(Data entries for graphics)
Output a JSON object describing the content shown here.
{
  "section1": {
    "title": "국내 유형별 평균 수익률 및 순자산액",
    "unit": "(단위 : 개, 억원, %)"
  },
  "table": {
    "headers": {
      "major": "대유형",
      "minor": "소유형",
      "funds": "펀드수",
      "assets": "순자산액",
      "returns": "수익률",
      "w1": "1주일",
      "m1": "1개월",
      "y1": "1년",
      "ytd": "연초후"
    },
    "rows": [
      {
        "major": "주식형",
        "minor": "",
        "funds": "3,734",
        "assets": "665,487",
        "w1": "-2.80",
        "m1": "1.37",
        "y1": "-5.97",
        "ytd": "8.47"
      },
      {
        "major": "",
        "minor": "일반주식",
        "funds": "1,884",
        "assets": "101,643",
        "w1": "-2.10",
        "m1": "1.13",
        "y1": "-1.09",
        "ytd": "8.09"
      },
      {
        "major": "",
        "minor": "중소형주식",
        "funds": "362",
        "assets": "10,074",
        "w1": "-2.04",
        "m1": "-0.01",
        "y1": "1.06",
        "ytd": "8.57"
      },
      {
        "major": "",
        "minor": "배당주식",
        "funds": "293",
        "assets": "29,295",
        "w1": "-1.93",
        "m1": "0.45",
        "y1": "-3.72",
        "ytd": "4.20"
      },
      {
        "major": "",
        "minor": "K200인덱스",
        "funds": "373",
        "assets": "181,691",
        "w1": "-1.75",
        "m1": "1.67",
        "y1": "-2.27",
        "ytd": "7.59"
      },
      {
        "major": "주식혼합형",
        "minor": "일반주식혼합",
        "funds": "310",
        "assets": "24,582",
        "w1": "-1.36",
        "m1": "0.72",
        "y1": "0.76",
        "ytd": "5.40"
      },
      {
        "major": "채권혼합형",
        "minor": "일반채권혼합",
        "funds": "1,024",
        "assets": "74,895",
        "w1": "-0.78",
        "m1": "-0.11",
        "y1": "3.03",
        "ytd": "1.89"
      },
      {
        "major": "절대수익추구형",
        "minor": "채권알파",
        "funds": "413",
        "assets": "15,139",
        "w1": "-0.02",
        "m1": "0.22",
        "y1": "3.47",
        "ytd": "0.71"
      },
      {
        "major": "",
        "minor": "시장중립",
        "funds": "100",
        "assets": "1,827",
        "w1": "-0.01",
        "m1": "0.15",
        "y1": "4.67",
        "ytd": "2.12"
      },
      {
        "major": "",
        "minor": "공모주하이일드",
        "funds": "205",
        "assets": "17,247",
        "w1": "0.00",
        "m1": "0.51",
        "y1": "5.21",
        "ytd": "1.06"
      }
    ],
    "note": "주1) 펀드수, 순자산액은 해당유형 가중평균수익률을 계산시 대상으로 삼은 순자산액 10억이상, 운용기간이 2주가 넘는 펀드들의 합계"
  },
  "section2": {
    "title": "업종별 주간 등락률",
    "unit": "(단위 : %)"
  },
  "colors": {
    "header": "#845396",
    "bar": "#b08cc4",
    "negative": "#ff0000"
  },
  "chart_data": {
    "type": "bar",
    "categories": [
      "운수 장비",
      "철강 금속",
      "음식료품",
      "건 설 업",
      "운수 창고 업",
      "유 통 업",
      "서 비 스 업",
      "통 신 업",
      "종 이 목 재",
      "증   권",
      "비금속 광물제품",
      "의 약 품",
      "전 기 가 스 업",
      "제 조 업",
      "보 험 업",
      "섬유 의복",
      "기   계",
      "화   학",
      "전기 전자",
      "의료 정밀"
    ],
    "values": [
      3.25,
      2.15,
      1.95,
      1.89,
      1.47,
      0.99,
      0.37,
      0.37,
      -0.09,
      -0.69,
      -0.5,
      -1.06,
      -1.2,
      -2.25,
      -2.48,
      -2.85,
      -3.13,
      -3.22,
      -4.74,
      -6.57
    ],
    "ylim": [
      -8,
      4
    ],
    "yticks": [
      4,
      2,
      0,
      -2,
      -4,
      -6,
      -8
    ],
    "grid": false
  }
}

Task details: Retype the records above exactly.

Answer to this problem:
Output a JSON object describing the content shown here.
{
  "section1": {
    "title": "국내 유형별 평균 수익률 및 순자산액",
    "unit": "(단위 : 개, 억원, %)"
  },
  "table": {
    "headers": {
      "major": "대유형",
      "minor": "소유형",
      "funds": "펀드수",
      "assets": "순자산액",
      "returns": "수익률",
      "w1": "1주일",
      "m1": "1개월",
      "y1": "1년",
      "ytd": "연초후"
    },
    "rows": [
      {
        "major": "주식형",
        "minor": "",
        "funds": "3,734",
        "assets": "665,487",
        "w1": "-2.80",
        "m1": "1.37",
        "y1": "-5.97",
        "ytd": "8.47"
      },
      {
        "major": "",
        "minor": "일반주식",
        "funds": "1,884",
        "assets": "101,643",
        "w1": "-2.10",
        "m1": "1.13",
        "y1": "-1.09",
        "ytd": "8.09"
      },
      {
        "major": "",
        "minor": "중소형주식",
        "funds": "362",
        "assets": "10,074",
        "w1": "-2.04",
        "m1": "-0.01",
        "y1": "1.06",
        "ytd": "8.57"
      },
      {
        "major": "",
        "minor": "배당주식",
        "funds": "293",
        "assets": "29,295",
        "w1": "-1.93",
        "m1": "0.45",
        "y1": "-3.72",
        "ytd": "4.20"
      },
      {
        "major": "",
        "minor": "K200인덱스",
        "funds": "373",
        "assets": "181,691",
        "w1": "-1.75",
        "m1": "1.67",
        "y1": "-2.27",
        "ytd": "7.59"
      },
      {
        "major": "주식혼합형",
        "minor": "일반주식혼합",
        "funds": "310",
        "assets": "24,582",
        "w1": "-1.36",
        "m1": "0.72",
        "y1": "0.76",
        "ytd": "5.40"
      },
      {
        "major": "채권혼합형",
        "minor": "일반채권혼합",
        "funds": "1,024",
        "assets": "74,895",
        "w1": "-0.78",
        "m1": "-0.11",
        "y1": "3.03",
        "ytd": "1.89"
      },
      {
        "major": "절대수익추구형",
        "minor": "채권알파",
        "funds": "413",
        "assets": "15,139",
        "w1": "-0.02",
        "m1": "0.22",
        "y1": "3.47",
        "ytd": "0.71"
      },
      {
        "major": "",
        "minor": "시장중립",
        "funds": "100",
        "assets": "1,827",
        "w1": "-0.01",
        "m1": "0.15",
        "y1": "4.67",
        "ytd": "2.12"
      },
      {
        "major": "",
        "minor": "공모주하이일드",
        "funds": "205",
        "assets": "17,247",
        "w1": "0.00",
        "m1": "0.51",
        "y1": "5.21",
        "ytd": "1.06"
      }
    ],
    "note": "주1) 펀드수, 순자산액은 해당유형 가중평균수익률을 계산시 대상으로 삼은 순자산액 10억이상, 운용기간이 2주가 넘는 펀드들의 합계"
  },
  "section2": {
    "title": "업종별 주간 등락률",
    "unit": "(단위 : %)"
  },
  "colors": {
    "header": "#845396",
    "bar": "#b08cc4",
    "negative": "#ff0000"
  },
  "chart_data": {
    "type": "bar",
    "categories": [
      "운수 장비",
      "철강 금속",
      "음식료품",
      "건 설 업",
      "운수 창고 업",
      "유 통 업",
      "서 비 스 업",
      "통 신 업",
      "종 이 목 재",
      "증   권",
      "비금속 광물제품",
      "의 약 품",
      "전 기 가 스 업",
      "제 조 업",
      "보 험 업",
      "섬유 의복",
      "기   계",
      "화   학",
      "전기 전자",
      "의료 정밀"
    ],
    "values": [
      3.25,
      2.15,
      1.95,
      1.89,
      1.47,
      0.99,
      0.37,
      0.37,
      -0.09,
      -0.69,
      -0.5,
      -1.06,
      -1.2,
      -2.25,
      -2.48,
      -2.85,
      -3.13,
      -3.22,
      -4.74,
      -6.57
    ],
    "ylim": [
      -8,
      4
    ],
    "yticks": [
      4,
      2,
      0,
      -2,
      -4,
      -6,
      -8
    ],
    "grid": false
  }
}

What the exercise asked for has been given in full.